> **REQUIRED WORK**
Find every line with "plus" in it, then report how many there are and nothing more.

-------------------------

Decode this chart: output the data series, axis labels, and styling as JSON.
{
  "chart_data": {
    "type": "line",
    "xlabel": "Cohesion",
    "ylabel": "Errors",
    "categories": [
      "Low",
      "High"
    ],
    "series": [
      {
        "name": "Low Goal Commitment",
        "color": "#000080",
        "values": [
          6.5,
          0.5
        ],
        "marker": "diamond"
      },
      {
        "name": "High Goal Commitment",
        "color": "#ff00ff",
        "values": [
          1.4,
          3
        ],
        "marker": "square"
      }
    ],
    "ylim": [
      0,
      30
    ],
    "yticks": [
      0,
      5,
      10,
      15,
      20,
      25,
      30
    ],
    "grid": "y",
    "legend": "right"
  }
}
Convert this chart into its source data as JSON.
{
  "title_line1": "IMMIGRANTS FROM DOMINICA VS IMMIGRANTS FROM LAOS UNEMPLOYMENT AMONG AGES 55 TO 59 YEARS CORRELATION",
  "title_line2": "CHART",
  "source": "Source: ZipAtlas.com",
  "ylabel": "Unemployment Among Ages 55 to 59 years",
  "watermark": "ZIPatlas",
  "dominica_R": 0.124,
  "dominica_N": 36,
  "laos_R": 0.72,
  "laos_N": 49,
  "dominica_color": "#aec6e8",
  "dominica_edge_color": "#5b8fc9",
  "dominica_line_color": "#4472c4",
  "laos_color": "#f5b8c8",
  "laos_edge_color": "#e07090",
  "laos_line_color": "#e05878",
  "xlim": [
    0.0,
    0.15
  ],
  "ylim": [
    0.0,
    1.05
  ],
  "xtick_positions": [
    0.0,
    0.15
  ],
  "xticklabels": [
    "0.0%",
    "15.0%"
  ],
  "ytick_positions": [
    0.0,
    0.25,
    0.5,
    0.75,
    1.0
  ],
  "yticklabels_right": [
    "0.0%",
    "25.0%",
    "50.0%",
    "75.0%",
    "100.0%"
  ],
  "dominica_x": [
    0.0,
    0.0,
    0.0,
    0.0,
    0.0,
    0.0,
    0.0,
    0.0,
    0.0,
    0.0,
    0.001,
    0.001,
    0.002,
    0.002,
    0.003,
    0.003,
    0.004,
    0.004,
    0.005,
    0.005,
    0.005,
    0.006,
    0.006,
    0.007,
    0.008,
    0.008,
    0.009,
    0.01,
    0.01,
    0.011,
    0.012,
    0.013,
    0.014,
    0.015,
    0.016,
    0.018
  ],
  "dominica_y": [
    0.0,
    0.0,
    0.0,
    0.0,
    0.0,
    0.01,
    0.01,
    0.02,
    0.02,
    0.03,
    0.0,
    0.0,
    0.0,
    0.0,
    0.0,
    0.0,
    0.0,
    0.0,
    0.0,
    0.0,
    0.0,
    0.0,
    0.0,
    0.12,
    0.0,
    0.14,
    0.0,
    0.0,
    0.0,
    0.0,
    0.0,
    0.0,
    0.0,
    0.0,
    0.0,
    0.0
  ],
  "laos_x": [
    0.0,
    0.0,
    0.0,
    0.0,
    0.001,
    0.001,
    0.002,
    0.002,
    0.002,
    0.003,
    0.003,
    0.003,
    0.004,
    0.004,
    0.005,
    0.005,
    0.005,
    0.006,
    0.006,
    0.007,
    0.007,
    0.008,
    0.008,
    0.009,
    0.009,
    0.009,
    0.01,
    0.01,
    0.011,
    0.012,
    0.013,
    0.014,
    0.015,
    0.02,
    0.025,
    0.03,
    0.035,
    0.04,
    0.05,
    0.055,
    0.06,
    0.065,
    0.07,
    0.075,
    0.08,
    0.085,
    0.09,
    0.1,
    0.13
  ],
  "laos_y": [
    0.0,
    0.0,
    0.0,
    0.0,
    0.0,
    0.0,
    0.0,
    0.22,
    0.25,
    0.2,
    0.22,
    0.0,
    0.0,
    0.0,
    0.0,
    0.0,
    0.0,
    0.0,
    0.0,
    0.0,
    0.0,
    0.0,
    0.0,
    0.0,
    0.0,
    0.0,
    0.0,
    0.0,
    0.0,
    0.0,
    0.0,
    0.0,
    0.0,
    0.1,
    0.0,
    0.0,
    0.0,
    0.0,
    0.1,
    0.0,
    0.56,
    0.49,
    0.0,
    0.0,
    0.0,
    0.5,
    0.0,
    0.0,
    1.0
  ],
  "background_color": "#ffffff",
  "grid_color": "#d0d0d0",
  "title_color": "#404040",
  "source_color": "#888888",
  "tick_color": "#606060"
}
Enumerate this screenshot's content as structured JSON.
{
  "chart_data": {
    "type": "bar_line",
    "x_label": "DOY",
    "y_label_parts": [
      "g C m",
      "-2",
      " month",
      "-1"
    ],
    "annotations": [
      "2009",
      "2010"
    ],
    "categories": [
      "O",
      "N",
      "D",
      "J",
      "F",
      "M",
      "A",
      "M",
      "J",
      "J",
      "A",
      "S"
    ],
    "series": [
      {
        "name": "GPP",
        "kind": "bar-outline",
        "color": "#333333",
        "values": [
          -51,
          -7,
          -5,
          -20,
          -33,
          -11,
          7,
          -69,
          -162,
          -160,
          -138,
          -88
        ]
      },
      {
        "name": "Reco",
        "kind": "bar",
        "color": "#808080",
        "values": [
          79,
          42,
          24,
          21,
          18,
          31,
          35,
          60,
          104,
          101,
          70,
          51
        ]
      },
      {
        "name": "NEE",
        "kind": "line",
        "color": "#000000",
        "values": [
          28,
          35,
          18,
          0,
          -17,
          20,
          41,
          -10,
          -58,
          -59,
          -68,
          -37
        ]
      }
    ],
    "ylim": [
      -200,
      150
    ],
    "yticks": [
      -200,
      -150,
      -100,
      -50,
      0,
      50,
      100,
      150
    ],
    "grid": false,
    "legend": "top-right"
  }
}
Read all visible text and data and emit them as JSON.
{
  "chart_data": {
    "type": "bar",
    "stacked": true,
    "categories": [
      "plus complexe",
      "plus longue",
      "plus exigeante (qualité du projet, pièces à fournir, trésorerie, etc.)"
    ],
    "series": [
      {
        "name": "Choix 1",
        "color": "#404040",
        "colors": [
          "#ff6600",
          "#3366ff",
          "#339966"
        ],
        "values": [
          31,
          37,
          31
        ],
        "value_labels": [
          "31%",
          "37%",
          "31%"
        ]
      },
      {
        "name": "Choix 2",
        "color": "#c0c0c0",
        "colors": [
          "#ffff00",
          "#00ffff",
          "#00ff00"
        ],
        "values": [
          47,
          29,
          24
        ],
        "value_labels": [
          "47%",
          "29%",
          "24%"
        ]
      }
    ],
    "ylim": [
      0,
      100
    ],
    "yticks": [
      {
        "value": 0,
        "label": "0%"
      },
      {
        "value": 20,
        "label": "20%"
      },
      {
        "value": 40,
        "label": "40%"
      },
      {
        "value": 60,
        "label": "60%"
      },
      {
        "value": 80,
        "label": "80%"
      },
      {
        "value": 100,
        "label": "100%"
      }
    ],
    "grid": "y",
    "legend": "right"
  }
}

-------------------------

> **RESPONSE**
3